((

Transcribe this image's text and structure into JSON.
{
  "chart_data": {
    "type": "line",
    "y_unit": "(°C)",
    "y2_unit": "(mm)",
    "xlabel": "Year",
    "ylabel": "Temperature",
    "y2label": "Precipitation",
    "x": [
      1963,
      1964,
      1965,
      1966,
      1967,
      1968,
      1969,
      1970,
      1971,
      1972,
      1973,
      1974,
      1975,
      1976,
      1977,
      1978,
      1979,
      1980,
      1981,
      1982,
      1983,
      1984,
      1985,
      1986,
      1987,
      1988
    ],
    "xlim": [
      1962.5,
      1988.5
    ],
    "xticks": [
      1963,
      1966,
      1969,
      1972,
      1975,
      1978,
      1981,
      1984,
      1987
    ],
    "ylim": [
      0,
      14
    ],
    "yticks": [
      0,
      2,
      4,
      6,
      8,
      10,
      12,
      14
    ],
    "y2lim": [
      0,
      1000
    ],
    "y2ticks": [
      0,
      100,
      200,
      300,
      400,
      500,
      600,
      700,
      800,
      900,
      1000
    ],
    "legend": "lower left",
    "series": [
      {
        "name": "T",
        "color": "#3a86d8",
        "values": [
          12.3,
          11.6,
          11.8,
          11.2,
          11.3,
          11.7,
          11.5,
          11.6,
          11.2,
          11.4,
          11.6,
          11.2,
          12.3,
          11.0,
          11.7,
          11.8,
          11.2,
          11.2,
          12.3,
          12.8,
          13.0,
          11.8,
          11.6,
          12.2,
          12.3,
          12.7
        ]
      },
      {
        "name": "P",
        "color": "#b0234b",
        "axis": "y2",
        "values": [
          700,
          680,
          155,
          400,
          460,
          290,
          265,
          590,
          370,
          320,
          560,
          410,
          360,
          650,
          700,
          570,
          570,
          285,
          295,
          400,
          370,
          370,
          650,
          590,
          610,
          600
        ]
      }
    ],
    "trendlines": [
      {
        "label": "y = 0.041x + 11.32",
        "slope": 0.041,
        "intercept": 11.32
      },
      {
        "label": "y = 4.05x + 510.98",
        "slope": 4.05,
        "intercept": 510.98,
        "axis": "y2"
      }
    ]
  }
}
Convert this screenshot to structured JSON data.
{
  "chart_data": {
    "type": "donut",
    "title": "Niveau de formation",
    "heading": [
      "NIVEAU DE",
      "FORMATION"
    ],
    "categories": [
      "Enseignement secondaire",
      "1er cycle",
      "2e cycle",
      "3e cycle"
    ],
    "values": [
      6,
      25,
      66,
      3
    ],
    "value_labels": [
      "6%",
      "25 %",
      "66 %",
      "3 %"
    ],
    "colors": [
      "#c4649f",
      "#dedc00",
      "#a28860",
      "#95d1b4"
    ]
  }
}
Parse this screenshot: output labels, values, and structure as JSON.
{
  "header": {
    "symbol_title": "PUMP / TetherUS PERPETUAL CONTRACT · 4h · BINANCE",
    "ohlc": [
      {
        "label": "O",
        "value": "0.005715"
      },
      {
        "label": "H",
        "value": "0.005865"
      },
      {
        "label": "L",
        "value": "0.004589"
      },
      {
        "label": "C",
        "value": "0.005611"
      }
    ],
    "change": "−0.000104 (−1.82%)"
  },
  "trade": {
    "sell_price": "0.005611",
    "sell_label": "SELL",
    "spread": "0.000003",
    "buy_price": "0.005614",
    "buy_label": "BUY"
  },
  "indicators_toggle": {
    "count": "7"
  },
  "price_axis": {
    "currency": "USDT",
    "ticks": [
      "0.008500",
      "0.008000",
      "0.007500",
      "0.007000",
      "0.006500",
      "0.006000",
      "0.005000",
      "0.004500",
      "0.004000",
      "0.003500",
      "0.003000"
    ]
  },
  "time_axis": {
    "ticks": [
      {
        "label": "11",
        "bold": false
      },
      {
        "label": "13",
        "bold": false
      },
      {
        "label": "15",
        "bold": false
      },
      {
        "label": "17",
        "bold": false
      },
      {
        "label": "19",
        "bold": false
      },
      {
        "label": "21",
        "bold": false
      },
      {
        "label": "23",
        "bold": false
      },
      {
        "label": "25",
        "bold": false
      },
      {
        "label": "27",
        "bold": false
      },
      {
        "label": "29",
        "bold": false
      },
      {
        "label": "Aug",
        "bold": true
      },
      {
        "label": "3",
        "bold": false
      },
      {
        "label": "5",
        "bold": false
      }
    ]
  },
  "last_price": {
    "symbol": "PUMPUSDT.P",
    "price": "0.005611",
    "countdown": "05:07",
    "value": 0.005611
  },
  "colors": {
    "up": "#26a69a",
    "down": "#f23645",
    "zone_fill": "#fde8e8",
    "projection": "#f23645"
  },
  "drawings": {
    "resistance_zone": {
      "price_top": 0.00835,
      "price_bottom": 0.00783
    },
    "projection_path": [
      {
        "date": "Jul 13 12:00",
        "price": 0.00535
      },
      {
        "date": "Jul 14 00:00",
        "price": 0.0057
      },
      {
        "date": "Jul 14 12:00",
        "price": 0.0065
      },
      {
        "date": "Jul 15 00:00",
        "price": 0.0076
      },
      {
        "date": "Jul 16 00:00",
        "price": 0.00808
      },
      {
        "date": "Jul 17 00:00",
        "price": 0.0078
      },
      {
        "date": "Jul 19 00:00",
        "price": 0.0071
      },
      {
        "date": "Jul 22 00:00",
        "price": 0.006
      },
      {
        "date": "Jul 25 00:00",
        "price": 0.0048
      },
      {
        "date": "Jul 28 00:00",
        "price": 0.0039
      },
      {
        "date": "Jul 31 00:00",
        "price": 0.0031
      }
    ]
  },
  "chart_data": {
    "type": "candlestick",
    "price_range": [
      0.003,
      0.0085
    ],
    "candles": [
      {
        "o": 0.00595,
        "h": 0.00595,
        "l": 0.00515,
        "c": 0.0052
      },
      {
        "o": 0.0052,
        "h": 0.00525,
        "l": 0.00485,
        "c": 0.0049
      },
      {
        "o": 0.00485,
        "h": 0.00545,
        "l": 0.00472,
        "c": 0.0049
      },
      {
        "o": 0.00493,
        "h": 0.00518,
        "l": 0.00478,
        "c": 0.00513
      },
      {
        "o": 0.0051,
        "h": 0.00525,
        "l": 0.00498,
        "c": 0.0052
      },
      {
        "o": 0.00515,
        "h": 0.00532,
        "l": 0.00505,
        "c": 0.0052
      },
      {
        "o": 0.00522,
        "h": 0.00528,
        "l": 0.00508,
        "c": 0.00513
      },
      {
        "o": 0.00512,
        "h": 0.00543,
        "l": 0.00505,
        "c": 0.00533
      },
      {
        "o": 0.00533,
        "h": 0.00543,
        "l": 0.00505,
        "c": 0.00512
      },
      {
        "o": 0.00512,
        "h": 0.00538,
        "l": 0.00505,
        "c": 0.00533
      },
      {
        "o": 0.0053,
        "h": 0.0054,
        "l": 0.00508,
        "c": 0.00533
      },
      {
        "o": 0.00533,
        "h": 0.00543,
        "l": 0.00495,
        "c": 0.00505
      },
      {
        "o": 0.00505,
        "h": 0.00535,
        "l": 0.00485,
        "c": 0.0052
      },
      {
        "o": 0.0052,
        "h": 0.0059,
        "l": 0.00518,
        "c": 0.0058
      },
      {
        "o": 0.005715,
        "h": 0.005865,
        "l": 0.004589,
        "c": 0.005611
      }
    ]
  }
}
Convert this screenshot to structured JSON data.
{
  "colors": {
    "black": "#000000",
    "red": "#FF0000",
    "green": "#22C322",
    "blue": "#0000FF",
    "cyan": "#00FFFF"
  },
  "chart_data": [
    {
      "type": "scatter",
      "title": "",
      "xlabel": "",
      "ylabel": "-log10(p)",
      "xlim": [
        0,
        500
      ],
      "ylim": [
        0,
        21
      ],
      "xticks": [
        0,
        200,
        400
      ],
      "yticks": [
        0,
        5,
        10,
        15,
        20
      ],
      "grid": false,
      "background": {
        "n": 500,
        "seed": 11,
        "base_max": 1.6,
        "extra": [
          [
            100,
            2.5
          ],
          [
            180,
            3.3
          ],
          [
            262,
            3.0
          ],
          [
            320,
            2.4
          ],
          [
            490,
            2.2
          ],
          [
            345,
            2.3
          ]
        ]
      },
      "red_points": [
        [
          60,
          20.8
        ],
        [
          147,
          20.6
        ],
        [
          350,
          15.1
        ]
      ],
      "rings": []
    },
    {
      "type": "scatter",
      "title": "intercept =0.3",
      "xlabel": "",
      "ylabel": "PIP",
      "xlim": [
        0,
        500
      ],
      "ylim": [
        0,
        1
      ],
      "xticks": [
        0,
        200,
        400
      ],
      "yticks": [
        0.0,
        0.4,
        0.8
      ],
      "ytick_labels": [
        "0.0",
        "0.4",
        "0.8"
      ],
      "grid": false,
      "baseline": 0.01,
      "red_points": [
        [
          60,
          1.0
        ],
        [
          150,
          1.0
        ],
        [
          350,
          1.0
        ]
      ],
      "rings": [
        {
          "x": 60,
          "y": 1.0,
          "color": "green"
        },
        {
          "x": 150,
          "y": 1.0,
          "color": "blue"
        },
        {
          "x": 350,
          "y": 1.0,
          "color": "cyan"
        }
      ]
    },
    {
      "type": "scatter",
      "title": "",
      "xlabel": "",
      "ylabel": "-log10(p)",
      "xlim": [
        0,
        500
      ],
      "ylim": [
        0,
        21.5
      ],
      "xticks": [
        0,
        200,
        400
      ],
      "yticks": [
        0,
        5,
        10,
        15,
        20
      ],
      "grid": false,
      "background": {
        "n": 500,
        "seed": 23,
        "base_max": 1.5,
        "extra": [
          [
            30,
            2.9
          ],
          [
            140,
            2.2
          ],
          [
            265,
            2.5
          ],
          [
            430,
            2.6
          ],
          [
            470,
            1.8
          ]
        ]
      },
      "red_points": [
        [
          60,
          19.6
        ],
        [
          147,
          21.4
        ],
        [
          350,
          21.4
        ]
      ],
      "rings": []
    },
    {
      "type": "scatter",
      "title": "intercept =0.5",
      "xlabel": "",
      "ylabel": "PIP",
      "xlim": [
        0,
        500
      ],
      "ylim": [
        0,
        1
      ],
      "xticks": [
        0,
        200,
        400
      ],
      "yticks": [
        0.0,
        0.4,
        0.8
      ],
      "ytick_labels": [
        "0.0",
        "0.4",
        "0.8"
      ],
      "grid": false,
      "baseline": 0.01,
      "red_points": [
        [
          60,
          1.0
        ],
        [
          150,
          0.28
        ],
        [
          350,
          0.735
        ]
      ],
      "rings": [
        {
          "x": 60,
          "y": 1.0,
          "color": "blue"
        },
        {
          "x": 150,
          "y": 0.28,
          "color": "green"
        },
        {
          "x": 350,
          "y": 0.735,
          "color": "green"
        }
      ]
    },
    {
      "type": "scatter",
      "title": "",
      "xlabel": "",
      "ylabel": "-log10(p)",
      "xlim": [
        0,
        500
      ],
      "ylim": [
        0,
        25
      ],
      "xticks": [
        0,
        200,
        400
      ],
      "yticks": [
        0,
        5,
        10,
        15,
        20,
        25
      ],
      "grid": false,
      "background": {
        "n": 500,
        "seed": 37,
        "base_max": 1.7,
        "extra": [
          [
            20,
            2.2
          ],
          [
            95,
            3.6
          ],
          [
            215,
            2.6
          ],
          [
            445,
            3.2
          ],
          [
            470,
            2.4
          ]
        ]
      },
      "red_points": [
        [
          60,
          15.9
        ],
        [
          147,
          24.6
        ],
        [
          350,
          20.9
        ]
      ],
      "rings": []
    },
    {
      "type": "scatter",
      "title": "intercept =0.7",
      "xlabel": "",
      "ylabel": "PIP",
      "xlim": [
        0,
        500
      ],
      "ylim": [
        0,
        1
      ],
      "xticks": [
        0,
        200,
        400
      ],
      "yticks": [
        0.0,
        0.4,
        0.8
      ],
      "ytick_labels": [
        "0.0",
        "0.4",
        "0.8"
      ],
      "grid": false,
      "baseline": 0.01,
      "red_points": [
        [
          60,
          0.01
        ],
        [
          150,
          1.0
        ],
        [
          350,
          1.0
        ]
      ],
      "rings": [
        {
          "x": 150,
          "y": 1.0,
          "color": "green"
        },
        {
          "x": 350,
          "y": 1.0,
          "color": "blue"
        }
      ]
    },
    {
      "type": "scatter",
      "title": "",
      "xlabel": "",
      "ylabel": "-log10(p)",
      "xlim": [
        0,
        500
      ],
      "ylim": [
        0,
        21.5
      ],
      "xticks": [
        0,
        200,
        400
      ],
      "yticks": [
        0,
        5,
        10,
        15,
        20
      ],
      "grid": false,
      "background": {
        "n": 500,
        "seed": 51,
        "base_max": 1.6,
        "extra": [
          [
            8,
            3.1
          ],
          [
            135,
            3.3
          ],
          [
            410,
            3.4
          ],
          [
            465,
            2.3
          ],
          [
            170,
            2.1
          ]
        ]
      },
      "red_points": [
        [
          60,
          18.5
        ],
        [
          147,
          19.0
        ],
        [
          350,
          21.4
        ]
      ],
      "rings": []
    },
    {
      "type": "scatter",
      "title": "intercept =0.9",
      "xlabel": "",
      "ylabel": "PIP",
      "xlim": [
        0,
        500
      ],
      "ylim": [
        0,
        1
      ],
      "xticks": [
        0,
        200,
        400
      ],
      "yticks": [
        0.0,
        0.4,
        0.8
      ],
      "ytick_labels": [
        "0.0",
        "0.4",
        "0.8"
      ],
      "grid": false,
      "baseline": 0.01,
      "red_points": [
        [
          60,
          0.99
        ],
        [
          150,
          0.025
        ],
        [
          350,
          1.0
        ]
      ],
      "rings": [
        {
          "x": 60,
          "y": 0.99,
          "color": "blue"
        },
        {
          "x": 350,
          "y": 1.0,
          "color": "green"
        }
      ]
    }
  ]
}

))

Problem statement
Report how many lines of the records above contain the word "values", and give only that number.

Answer for this exercise
4